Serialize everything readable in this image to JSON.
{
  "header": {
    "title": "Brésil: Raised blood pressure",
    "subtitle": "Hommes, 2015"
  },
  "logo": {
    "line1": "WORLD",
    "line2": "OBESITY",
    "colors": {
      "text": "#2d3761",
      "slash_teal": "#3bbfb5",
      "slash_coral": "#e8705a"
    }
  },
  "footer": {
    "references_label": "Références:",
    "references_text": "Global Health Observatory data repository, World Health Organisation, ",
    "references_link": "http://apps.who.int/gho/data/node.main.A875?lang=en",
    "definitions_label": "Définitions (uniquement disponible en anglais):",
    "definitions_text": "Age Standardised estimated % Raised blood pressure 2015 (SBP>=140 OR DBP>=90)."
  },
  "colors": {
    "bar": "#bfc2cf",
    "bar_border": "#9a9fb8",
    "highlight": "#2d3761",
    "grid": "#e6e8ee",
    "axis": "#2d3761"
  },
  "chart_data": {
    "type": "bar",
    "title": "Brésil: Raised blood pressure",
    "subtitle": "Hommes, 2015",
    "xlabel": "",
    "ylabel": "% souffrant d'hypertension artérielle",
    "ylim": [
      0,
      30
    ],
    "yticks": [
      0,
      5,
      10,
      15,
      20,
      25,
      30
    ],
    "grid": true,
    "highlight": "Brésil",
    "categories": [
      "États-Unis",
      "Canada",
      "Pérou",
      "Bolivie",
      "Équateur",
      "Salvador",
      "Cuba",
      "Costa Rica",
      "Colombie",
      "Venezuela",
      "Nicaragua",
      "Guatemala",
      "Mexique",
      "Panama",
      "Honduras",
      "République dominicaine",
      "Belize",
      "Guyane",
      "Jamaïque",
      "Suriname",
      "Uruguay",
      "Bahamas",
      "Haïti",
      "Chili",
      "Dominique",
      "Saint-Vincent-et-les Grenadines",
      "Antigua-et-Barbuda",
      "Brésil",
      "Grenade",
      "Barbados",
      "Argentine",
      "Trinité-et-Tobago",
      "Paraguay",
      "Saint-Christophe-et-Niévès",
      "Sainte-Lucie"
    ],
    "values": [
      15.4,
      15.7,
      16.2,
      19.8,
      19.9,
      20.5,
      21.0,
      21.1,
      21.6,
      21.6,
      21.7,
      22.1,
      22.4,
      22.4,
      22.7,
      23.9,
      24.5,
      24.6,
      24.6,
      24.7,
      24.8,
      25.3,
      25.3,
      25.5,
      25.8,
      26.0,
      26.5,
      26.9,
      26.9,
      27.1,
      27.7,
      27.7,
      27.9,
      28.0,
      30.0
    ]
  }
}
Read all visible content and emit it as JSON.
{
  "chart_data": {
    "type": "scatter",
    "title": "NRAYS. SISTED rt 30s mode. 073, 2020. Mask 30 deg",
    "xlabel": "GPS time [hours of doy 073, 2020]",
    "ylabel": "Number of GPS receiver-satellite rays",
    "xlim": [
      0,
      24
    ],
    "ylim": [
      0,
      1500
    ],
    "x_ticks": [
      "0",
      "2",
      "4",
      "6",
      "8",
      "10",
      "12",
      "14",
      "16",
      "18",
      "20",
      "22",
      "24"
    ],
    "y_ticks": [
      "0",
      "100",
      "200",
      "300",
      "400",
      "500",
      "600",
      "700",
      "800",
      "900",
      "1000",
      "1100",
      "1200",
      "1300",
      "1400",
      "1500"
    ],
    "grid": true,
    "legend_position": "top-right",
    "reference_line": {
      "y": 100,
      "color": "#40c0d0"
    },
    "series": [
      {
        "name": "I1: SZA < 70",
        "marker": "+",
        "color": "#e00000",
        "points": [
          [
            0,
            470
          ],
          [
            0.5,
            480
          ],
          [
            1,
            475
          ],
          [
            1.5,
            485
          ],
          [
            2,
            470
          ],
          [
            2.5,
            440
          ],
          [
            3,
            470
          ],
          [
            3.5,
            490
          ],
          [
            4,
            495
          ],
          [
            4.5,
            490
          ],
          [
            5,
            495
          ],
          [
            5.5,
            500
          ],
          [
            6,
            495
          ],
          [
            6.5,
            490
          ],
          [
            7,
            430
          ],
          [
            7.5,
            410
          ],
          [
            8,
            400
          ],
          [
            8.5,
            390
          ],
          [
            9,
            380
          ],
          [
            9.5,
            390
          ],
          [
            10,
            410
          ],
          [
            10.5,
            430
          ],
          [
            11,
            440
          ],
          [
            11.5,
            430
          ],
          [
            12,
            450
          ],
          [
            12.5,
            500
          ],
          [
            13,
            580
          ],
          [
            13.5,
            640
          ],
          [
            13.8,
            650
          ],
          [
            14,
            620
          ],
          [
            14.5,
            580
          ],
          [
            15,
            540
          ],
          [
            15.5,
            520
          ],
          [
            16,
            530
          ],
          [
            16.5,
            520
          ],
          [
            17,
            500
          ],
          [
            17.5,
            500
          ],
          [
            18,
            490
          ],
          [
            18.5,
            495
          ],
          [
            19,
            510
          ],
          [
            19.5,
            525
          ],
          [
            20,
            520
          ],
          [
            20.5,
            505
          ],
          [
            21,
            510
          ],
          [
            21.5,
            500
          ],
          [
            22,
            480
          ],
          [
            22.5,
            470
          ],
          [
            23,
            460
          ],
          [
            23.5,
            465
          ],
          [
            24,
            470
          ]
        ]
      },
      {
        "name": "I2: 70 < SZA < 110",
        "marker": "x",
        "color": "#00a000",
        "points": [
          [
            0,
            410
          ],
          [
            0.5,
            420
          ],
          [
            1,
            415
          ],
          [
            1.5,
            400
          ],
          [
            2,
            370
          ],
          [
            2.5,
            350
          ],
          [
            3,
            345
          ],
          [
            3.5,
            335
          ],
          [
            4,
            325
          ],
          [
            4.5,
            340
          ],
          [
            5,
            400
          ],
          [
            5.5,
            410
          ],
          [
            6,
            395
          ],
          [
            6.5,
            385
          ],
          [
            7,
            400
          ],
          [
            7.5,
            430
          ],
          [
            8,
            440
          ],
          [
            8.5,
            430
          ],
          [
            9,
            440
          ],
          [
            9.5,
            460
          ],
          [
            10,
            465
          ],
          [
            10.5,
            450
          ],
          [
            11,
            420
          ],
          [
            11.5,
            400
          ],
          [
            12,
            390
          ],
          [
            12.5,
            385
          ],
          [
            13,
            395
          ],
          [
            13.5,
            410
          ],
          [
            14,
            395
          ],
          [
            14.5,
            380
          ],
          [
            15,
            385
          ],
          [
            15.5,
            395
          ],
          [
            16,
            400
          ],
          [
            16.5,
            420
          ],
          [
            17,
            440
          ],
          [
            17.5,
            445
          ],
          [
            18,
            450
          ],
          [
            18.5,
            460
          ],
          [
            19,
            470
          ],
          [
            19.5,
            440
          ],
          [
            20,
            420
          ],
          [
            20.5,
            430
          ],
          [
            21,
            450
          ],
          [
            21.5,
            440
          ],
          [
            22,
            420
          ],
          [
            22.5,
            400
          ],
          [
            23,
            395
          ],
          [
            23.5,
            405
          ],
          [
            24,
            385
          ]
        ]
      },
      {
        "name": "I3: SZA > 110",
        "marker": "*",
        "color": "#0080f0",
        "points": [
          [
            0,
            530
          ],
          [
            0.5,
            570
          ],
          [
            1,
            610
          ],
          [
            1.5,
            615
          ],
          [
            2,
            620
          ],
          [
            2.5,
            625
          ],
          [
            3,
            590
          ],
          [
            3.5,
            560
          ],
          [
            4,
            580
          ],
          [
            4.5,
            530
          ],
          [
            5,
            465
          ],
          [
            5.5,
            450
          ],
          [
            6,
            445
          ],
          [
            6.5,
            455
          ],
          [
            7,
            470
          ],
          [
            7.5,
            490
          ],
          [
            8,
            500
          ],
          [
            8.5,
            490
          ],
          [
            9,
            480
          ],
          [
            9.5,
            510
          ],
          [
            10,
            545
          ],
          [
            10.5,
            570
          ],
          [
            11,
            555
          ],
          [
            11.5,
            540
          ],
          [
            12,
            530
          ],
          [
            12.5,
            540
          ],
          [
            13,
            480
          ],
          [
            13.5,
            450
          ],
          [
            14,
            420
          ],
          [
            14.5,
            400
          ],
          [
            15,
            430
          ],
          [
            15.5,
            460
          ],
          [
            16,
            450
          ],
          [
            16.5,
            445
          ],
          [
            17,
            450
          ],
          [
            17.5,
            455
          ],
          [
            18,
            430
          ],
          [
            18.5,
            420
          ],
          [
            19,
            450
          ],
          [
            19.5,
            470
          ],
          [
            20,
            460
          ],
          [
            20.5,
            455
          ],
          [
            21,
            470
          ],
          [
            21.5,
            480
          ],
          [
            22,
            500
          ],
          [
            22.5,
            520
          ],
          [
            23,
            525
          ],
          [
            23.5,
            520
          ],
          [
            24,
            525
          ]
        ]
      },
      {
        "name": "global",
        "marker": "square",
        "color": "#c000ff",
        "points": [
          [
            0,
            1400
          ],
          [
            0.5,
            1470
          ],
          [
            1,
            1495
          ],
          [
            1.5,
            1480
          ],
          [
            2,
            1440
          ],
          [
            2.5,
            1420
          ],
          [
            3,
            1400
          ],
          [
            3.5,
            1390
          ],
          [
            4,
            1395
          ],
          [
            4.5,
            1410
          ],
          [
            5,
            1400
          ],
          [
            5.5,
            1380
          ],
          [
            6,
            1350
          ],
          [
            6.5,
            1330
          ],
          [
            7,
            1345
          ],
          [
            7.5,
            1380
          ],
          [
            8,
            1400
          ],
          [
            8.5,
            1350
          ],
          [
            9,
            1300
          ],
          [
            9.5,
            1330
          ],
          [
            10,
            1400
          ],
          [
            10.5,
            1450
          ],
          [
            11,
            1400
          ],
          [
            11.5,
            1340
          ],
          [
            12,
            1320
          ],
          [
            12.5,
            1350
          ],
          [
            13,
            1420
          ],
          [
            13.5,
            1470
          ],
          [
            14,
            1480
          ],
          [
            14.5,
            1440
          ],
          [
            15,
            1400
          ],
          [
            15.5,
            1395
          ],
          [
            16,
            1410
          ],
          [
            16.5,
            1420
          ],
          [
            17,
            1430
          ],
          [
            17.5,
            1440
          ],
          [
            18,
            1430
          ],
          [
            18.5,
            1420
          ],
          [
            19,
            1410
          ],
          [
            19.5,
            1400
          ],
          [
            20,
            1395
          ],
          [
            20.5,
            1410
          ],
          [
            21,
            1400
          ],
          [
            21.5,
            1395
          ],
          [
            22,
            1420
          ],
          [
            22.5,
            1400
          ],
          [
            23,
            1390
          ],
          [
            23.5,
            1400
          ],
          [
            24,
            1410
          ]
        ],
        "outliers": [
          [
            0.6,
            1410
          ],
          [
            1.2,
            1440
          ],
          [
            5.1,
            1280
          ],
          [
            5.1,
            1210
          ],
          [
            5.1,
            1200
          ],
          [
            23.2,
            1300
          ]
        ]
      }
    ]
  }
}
···
Instruction:
Work out how many lines of the listing above include the word "JSON". Reply with nothing but the count.

Completed exercise:
2